**Data for this exercise**
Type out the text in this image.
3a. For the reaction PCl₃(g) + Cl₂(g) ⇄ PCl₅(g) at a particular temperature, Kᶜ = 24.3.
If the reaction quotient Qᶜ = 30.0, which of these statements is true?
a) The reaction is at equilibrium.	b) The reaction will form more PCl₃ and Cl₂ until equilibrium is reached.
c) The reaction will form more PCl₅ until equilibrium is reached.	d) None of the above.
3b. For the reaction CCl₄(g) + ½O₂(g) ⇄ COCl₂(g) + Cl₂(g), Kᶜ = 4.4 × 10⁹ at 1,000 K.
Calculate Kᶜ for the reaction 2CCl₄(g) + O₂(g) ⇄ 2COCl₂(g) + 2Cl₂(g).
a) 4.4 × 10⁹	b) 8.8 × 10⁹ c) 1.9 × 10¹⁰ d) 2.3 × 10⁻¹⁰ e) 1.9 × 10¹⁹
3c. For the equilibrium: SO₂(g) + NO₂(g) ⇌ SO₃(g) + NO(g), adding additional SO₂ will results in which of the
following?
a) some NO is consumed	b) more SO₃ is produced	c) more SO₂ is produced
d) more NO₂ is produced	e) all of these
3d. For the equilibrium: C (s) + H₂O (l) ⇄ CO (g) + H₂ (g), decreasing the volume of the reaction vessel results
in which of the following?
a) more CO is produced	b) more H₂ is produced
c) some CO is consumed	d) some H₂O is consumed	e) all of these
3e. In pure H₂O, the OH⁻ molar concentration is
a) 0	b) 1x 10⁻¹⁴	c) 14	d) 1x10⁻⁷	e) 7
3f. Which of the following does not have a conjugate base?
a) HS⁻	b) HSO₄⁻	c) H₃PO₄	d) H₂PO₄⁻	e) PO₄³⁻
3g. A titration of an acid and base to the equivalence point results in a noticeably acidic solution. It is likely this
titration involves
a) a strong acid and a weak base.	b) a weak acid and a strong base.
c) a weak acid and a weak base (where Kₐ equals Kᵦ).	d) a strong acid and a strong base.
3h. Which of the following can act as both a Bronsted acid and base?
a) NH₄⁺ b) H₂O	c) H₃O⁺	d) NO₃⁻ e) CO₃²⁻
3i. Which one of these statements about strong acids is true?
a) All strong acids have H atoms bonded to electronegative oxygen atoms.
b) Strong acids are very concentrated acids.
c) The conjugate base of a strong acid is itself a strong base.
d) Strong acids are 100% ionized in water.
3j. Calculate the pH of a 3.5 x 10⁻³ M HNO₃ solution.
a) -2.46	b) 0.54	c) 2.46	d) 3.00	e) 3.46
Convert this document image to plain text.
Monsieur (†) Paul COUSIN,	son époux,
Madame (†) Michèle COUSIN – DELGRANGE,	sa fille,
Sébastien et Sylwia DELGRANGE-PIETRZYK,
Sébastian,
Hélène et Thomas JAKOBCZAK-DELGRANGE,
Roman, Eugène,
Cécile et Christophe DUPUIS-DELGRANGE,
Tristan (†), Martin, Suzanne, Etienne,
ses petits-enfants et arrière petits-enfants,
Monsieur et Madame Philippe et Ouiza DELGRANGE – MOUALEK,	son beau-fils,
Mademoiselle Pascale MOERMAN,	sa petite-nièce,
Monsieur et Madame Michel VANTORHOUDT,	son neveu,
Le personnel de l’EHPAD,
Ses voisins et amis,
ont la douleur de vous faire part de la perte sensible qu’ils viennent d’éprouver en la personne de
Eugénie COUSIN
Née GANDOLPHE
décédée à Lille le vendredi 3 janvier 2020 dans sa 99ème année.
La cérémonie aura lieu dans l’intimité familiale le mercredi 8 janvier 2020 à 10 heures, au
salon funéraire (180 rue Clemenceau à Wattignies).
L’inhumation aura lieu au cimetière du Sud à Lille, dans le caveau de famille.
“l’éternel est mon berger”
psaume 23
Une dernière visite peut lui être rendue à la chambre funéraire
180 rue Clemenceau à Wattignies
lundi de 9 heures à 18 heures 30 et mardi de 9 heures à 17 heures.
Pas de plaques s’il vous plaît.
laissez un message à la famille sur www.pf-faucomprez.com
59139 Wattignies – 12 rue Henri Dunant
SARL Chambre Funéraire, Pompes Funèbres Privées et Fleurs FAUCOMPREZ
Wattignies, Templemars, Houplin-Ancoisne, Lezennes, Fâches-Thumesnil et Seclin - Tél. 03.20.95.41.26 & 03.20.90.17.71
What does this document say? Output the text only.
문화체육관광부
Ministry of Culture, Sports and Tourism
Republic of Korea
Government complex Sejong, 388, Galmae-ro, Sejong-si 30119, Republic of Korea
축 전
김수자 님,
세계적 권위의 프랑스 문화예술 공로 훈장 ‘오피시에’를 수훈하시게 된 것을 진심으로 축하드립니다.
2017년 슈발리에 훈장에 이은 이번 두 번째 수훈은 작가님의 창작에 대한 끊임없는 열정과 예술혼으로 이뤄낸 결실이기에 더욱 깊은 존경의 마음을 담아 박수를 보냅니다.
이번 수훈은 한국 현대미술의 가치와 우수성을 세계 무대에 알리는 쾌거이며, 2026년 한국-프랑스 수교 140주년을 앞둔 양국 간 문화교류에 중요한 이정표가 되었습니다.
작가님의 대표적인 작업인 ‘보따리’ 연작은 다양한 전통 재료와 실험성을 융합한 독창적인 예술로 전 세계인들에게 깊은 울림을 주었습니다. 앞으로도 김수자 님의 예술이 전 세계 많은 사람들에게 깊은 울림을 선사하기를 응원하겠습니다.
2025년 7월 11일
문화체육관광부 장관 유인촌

**Task directions**
Identify every line holding the word "aura" and copy it out.

**Correct result**
La cérémonie aura lieu dans l’intimité familiale le mercredi 8 janvier 2020 à 10 heures, au
L’inhumation aura lieu au cimetière du Sud à Lille, dans le caveau de famille.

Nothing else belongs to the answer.